Required task: Write out nothing but the lines from the one containing "Extract the structured" through the last line below, both included, and without the pictures.
-- -- --
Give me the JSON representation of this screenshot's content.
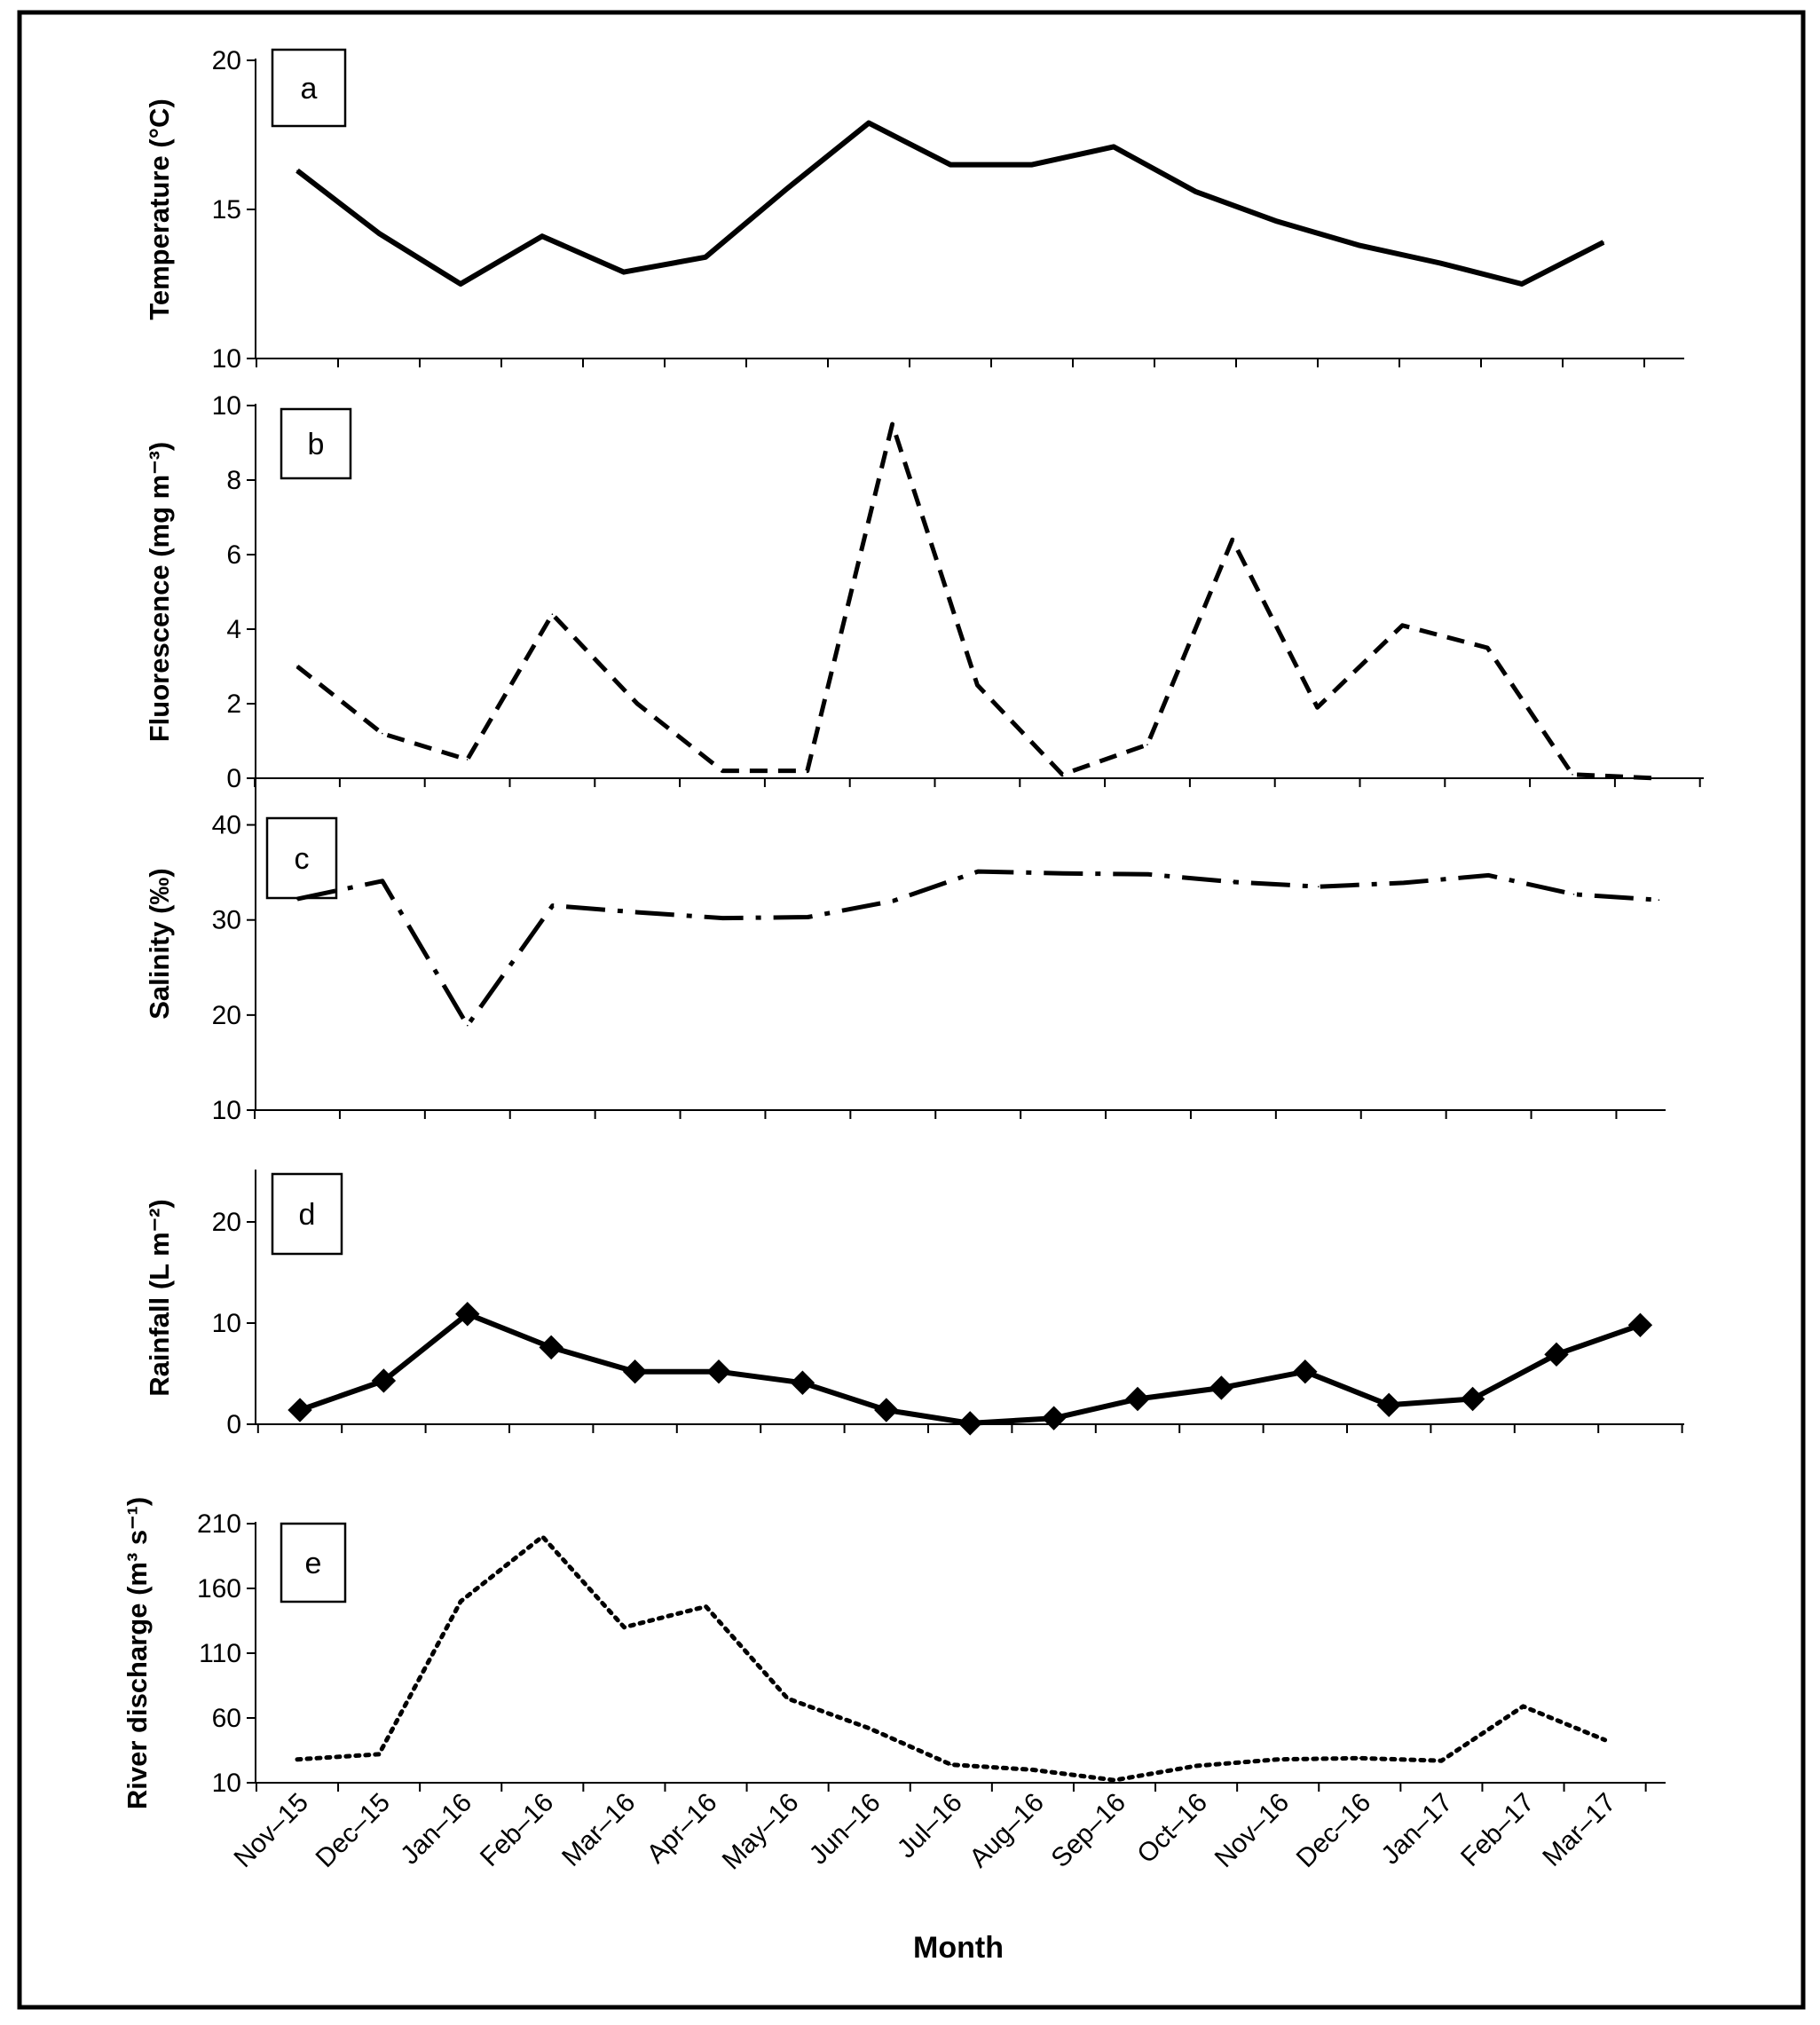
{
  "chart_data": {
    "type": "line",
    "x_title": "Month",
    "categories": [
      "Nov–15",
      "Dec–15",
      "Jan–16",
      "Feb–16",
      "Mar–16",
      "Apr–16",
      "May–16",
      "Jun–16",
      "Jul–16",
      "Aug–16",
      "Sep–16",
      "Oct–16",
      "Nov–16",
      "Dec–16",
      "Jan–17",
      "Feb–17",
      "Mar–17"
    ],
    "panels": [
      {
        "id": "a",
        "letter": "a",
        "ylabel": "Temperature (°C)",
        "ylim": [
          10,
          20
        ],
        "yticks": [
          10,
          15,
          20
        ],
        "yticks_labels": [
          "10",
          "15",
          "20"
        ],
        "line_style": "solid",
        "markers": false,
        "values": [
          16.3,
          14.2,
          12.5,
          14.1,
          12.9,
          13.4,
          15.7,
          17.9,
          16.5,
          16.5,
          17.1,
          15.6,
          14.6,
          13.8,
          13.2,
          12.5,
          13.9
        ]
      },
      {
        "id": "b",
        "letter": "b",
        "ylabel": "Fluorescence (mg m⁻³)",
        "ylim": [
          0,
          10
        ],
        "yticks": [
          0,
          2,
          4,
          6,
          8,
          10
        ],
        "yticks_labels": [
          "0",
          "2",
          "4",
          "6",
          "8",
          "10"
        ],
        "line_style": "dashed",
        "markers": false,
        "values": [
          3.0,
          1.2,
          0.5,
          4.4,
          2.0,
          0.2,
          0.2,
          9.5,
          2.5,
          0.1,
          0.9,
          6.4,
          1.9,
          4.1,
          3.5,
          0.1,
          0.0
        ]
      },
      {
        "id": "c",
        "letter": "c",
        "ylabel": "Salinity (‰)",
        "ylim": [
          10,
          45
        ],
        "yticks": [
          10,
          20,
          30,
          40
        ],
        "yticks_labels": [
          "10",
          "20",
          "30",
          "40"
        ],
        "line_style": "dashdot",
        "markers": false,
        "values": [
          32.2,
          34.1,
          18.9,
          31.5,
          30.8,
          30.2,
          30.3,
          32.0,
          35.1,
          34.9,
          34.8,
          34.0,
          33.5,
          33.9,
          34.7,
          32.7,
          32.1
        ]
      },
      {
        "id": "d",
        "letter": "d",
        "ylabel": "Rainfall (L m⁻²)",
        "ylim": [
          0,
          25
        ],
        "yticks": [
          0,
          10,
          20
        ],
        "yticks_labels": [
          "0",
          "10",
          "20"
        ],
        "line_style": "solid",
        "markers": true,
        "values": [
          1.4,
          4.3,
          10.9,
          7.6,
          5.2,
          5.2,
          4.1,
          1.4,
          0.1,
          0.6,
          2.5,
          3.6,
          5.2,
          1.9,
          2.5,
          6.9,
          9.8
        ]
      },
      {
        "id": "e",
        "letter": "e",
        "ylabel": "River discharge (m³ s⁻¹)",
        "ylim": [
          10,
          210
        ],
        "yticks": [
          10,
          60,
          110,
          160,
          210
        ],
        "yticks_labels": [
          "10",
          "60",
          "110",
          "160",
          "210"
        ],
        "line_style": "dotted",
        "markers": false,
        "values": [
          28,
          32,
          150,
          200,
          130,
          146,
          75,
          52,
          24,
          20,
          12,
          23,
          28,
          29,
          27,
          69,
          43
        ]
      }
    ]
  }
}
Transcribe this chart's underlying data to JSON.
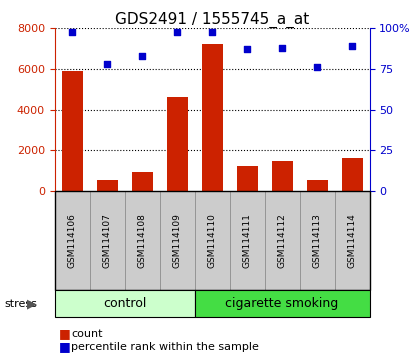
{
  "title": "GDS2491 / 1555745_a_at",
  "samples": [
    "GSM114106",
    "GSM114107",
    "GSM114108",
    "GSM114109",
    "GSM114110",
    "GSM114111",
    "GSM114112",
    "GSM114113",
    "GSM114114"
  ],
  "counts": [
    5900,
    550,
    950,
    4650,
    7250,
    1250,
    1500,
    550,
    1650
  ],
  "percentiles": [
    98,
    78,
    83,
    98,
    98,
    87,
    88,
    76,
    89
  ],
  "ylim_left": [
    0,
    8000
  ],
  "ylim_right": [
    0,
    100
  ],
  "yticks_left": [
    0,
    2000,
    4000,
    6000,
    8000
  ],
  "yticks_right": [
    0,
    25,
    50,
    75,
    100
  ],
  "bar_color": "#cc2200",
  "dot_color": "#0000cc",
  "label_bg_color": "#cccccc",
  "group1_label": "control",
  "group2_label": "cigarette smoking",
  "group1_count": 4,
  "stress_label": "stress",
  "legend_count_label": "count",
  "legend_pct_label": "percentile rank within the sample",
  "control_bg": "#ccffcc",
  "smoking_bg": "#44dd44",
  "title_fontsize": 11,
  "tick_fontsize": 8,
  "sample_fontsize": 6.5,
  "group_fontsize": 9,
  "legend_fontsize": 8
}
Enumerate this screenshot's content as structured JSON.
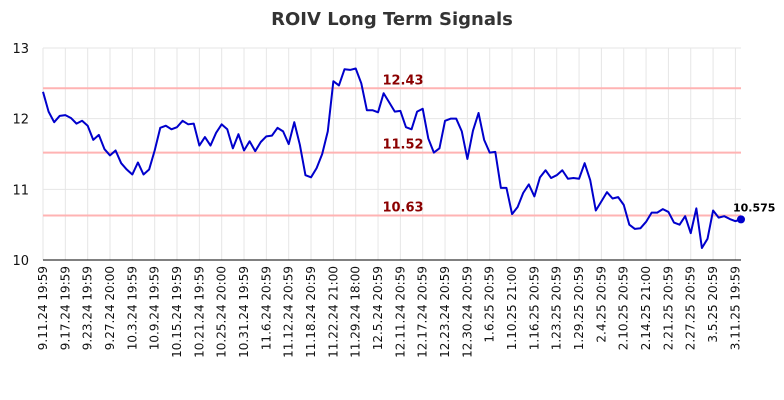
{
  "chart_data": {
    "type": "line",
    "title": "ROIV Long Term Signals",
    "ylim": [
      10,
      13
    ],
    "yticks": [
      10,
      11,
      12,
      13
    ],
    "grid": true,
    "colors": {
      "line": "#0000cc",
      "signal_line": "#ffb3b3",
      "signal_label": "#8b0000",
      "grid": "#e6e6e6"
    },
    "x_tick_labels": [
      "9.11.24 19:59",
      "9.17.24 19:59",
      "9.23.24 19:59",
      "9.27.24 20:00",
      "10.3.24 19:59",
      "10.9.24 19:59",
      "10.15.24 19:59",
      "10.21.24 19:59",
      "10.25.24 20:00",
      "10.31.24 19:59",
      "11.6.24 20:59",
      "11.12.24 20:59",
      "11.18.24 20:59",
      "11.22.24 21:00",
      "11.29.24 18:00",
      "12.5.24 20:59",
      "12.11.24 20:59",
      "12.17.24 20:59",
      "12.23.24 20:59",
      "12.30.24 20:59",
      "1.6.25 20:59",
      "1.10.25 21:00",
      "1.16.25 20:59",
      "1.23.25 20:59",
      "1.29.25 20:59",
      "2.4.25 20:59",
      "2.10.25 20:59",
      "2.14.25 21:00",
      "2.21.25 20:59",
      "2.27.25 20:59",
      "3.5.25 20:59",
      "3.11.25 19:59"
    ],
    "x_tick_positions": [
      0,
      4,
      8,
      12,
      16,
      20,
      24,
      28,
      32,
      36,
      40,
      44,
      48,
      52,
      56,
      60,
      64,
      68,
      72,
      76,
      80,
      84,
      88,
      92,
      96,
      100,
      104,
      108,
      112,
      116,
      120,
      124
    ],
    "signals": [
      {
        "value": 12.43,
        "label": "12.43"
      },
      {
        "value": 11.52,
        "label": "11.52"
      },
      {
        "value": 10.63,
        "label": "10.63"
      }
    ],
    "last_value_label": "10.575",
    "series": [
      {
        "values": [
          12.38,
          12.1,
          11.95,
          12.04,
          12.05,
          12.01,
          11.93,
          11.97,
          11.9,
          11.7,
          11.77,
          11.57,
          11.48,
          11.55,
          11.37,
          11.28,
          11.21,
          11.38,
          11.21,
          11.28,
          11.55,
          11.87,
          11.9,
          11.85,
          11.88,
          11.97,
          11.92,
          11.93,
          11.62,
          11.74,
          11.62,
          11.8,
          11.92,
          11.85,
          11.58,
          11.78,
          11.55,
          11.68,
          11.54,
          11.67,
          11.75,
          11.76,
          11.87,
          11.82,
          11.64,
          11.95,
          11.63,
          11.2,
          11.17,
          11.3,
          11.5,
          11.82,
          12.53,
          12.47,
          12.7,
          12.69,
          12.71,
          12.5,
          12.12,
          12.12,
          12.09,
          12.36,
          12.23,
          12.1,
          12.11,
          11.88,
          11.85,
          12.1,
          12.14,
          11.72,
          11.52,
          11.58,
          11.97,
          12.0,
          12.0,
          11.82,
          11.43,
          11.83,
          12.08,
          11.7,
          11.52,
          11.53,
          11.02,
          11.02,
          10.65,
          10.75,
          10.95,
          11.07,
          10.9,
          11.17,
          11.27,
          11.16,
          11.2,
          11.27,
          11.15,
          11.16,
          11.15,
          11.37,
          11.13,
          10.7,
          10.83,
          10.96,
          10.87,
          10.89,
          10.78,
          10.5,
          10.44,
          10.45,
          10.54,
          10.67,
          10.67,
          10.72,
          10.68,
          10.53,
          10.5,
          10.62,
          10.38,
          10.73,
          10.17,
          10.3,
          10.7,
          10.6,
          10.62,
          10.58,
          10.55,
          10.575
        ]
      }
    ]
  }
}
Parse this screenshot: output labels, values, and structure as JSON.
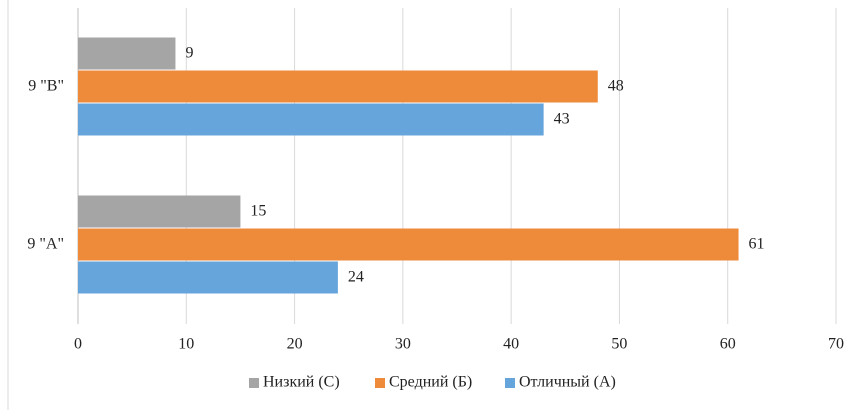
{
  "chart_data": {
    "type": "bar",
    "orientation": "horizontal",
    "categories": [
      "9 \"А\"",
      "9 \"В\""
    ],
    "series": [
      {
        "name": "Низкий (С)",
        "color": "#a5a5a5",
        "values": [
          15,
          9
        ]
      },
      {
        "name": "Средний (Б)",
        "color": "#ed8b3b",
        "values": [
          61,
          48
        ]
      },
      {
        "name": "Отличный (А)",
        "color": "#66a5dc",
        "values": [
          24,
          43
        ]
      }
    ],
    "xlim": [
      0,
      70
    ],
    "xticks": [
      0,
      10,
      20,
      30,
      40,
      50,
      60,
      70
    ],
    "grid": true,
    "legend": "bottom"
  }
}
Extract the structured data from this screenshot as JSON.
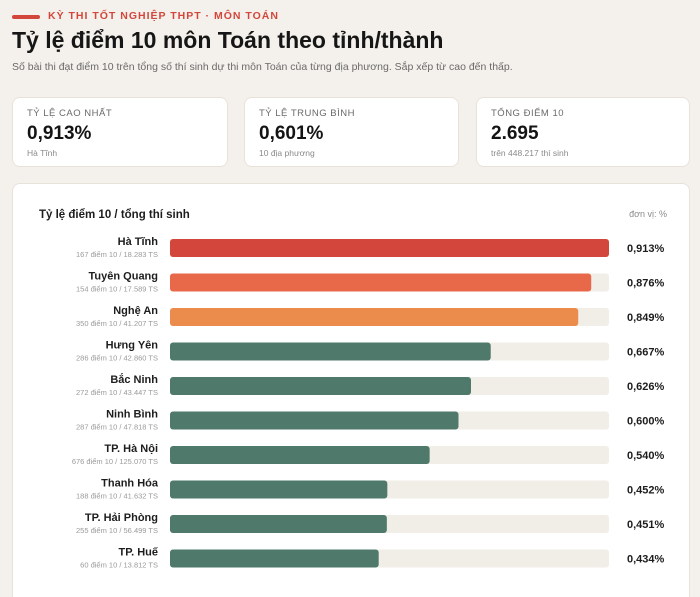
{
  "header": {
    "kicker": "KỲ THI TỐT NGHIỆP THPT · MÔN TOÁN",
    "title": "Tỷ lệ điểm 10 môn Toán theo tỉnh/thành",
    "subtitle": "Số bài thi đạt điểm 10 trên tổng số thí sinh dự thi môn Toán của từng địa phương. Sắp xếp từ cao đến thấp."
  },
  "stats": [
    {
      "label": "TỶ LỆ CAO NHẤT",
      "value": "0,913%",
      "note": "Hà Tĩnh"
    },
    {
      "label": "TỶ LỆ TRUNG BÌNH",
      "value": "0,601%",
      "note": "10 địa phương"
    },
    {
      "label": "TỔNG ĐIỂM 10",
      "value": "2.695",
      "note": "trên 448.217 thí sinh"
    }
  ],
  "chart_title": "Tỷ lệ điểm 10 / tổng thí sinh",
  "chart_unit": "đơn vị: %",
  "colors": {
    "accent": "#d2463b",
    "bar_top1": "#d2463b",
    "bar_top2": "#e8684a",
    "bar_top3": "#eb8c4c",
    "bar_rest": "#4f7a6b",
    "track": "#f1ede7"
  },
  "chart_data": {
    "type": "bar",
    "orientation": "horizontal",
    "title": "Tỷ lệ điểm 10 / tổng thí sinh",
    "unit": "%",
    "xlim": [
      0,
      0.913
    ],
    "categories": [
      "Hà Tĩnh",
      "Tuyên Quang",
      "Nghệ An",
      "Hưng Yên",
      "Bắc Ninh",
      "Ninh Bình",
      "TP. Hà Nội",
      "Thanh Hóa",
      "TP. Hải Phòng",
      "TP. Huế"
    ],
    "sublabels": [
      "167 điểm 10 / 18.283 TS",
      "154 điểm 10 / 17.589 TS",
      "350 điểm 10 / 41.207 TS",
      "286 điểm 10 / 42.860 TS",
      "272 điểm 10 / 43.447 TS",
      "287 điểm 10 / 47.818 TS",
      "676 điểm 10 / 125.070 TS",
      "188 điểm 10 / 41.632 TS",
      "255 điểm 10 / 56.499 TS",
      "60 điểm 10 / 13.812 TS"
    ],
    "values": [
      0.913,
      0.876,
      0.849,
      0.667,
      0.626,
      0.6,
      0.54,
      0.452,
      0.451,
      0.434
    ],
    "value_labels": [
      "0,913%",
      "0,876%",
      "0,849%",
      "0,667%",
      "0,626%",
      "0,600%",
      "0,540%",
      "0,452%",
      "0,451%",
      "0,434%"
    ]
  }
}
-- -- --
Response to this exercise:
Extract the structured data from this screenshot as JSON.
{
  "header": {
    "kicker": "KỲ THI TỐT NGHIỆP THPT · MÔN TOÁN",
    "title": "Tỷ lệ điểm 10 môn Toán theo tỉnh/thành",
    "subtitle": "Số bài thi đạt điểm 10 trên tổng số thí sinh dự thi môn Toán của từng địa phương. Sắp xếp từ cao đến thấp."
  },
  "stats": [
    {
      "label": "TỶ LỆ CAO NHẤT",
      "value": "0,913%",
      "note": "Hà Tĩnh"
    },
    {
      "label": "TỶ LỆ TRUNG BÌNH",
      "value": "0,601%",
      "note": "10 địa phương"
    },
    {
      "label": "TỔNG ĐIỂM 10",
      "value": "2.695",
      "note": "trên 448.217 thí sinh"
    }
  ],
  "chart_title": "Tỷ lệ điểm 10 / tổng thí sinh",
  "chart_unit": "đơn vị: %",
  "colors": {
    "accent": "#d2463b",
    "bar_top1": "#d2463b",
    "bar_top2": "#e8684a",
    "bar_top3": "#eb8c4c",
    "bar_rest": "#4f7a6b",
    "track": "#f1ede7"
  },
  "chart_data": {
    "type": "bar",
    "orientation": "horizontal",
    "title": "Tỷ lệ điểm 10 / tổng thí sinh",
    "unit": "%",
    "xlim": [
      0,
      0.913
    ],
    "categories": [
      "Hà Tĩnh",
      "Tuyên Quang",
      "Nghệ An",
      "Hưng Yên",
      "Bắc Ninh",
      "Ninh Bình",
      "TP. Hà Nội",
      "Thanh Hóa",
      "TP. Hải Phòng",
      "TP. Huế"
    ],
    "sublabels": [
      "167 điểm 10 / 18.283 TS",
      "154 điểm 10 / 17.589 TS",
      "350 điểm 10 / 41.207 TS",
      "286 điểm 10 / 42.860 TS",
      "272 điểm 10 / 43.447 TS",
      "287 điểm 10 / 47.818 TS",
      "676 điểm 10 / 125.070 TS",
      "188 điểm 10 / 41.632 TS",
      "255 điểm 10 / 56.499 TS",
      "60 điểm 10 / 13.812 TS"
    ],
    "values": [
      0.913,
      0.876,
      0.849,
      0.667,
      0.626,
      0.6,
      0.54,
      0.452,
      0.451,
      0.434
    ],
    "value_labels": [
      "0,913%",
      "0,876%",
      "0,849%",
      "0,667%",
      "0,626%",
      "0,600%",
      "0,540%",
      "0,452%",
      "0,451%",
      "0,434%"
    ]
  }
}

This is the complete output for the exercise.